TASK OBJECTIVE – Set down each record exactly as written.

• • • •

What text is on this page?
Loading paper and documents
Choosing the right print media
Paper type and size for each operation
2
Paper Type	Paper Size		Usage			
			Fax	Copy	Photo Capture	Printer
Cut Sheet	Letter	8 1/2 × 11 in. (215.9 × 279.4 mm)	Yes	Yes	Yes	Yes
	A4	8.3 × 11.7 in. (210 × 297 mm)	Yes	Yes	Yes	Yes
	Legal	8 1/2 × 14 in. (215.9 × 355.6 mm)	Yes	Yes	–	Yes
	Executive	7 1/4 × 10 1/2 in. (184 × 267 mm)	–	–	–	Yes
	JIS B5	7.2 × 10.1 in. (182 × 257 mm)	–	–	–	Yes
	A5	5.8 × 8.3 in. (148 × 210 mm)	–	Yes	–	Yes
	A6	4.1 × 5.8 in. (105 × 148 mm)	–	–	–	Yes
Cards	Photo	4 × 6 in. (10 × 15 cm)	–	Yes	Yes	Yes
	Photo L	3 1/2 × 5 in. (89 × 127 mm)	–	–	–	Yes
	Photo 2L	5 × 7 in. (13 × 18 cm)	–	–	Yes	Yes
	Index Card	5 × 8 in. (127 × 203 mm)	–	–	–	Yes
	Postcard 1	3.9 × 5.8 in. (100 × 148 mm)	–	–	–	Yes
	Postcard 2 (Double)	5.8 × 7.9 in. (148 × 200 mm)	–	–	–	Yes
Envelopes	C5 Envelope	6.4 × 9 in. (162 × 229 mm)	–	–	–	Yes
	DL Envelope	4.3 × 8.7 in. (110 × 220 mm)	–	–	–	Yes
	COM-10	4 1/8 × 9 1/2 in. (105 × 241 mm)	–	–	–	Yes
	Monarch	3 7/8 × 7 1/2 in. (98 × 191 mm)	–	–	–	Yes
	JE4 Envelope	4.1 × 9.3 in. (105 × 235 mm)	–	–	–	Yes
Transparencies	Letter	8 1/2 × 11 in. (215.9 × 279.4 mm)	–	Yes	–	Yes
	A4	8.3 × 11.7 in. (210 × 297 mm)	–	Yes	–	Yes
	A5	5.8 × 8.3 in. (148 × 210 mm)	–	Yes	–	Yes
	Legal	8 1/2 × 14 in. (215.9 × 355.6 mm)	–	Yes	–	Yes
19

• • • •

FULL SOLUTION –
What text is on this page?
Loading paper and documents
Choosing the right print media
Paper type and size for each operation
2
Paper Type	Paper Size		Usage			
			Fax	Copy	Photo Capture	Printer
Cut Sheet	Letter	8 1/2 × 11 in. (215.9 × 279.4 mm)	Yes	Yes	Yes	Yes
	A4	8.3 × 11.7 in. (210 × 297 mm)	Yes	Yes	Yes	Yes
	Legal	8 1/2 × 14 in. (215.9 × 355.6 mm)	Yes	Yes	–	Yes
	Executive	7 1/4 × 10 1/2 in. (184 × 267 mm)	–	–	–	Yes
	JIS B5	7.2 × 10.1 in. (182 × 257 mm)	–	–	–	Yes
	A5	5.8 × 8.3 in. (148 × 210 mm)	–	Yes	–	Yes
	A6	4.1 × 5.8 in. (105 × 148 mm)	–	–	–	Yes
Cards	Photo	4 × 6 in. (10 × 15 cm)	–	Yes	Yes	Yes
	Photo L	3 1/2 × 5 in. (89 × 127 mm)	–	–	–	Yes
	Photo 2L	5 × 7 in. (13 × 18 cm)	–	–	Yes	Yes
	Index Card	5 × 8 in. (127 × 203 mm)	–	–	–	Yes
	Postcard 1	3.9 × 5.8 in. (100 × 148 mm)	–	–	–	Yes
	Postcard 2 (Double)	5.8 × 7.9 in. (148 × 200 mm)	–	–	–	Yes
Envelopes	C5 Envelope	6.4 × 9 in. (162 × 229 mm)	–	–	–	Yes
	DL Envelope	4.3 × 8.7 in. (110 × 220 mm)	–	–	–	Yes
	COM-10	4 1/8 × 9 1/2 in. (105 × 241 mm)	–	–	–	Yes
	Monarch	3 7/8 × 7 1/2 in. (98 × 191 mm)	–	–	–	Yes
	JE4 Envelope	4.1 × 9.3 in. (105 × 235 mm)	–	–	–	Yes
Transparencies	Letter	8 1/2 × 11 in. (215.9 × 279.4 mm)	–	Yes	–	Yes
	A4	8.3 × 11.7 in. (210 × 297 mm)	–	Yes	–	Yes
	A5	5.8 × 8.3 in. (148 × 210 mm)	–	Yes	–	Yes
	Legal	8 1/2 × 14 in. (215.9 × 355.6 mm)	–	Yes	–	Yes
19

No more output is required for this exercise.